--- start MATERIAL FOR THE TASK ---

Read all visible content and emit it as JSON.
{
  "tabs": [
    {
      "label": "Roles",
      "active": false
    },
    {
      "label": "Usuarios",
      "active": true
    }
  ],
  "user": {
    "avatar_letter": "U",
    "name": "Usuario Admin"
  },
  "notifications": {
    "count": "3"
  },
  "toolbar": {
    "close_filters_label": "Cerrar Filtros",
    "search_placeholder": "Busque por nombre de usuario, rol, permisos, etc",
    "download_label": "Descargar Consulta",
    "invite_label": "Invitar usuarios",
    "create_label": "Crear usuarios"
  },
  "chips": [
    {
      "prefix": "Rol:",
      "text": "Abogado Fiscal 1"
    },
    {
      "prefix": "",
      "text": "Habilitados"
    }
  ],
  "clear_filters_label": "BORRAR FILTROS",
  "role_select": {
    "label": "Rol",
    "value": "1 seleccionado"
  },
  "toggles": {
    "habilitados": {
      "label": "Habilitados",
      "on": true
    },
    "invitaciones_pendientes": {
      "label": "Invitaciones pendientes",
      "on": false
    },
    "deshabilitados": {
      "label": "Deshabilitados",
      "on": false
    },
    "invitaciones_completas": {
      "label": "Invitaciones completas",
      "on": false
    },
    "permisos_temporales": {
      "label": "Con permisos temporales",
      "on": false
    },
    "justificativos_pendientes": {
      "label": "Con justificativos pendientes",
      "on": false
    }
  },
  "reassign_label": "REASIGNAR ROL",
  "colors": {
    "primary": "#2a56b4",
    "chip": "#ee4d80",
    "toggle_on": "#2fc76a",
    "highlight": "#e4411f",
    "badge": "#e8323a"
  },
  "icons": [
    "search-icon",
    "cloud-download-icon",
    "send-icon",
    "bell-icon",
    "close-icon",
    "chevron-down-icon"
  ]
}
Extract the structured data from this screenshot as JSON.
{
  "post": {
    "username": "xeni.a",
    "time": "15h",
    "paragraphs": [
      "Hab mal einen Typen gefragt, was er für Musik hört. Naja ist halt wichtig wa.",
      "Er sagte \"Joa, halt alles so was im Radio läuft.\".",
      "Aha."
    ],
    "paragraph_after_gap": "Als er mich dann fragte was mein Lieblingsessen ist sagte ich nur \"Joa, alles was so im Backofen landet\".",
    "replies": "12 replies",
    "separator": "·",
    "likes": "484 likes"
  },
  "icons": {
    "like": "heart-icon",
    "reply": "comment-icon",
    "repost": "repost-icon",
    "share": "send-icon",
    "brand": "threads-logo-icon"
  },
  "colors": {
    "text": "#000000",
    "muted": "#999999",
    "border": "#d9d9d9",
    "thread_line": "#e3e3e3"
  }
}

--- end MATERIAL FOR THE TASK ---

All the data must be duplicated exactly, with nothing added or removed.

Read all visible content and emit it as JSON.
{
  "tabs": [
    {
      "label": "Roles",
      "active": false
    },
    {
      "label": "Usuarios",
      "active": true
    }
  ],
  "user": {
    "avatar_letter": "U",
    "name": "Usuario Admin"
  },
  "notifications": {
    "count": "3"
  },
  "toolbar": {
    "close_filters_label": "Cerrar Filtros",
    "search_placeholder": "Busque por nombre de usuario, rol, permisos, etc",
    "download_label": "Descargar Consulta",
    "invite_label": "Invitar usuarios",
    "create_label": "Crear usuarios"
  },
  "chips": [
    {
      "prefix": "Rol:",
      "text": "Abogado Fiscal 1"
    },
    {
      "prefix": "",
      "text": "Habilitados"
    }
  ],
  "clear_filters_label": "BORRAR FILTROS",
  "role_select": {
    "label": "Rol",
    "value": "1 seleccionado"
  },
  "toggles": {
    "habilitados": {
      "label": "Habilitados",
      "on": true
    },
    "invitaciones_pendientes": {
      "label": "Invitaciones pendientes",
      "on": false
    },
    "deshabilitados": {
      "label": "Deshabilitados",
      "on": false
    },
    "invitaciones_completas": {
      "label": "Invitaciones completas",
      "on": false
    },
    "permisos_temporales": {
      "label": "Con permisos temporales",
      "on": false
    },
    "justificativos_pendientes": {
      "label": "Con justificativos pendientes",
      "on": false
    }
  },
  "reassign_label": "REASIGNAR ROL",
  "colors": {
    "primary": "#2a56b4",
    "chip": "#ee4d80",
    "toggle_on": "#2fc76a",
    "highlight": "#e4411f",
    "badge": "#e8323a"
  },
  "icons": [
    "search-icon",
    "cloud-download-icon",
    "send-icon",
    "bell-icon",
    "close-icon",
    "chevron-down-icon"
  ]
}
Extract the structured data from this screenshot as JSON.
{
  "post": {
    "username": "xeni.a",
    "time": "15h",
    "paragraphs": [
      "Hab mal einen Typen gefragt, was er für Musik hört. Naja ist halt wichtig wa.",
      "Er sagte \"Joa, halt alles so was im Radio läuft.\".",
      "Aha."
    ],
    "paragraph_after_gap": "Als er mich dann fragte was mein Lieblingsessen ist sagte ich nur \"Joa, alles was so im Backofen landet\".",
    "replies": "12 replies",
    "separator": "·",
    "likes": "484 likes"
  },
  "icons": {
    "like": "heart-icon",
    "reply": "comment-icon",
    "repost": "repost-icon",
    "share": "send-icon",
    "brand": "threads-logo-icon"
  },
  "colors": {
    "text": "#000000",
    "muted": "#999999",
    "border": "#d9d9d9",
    "thread_line": "#e3e3e3"
  }
}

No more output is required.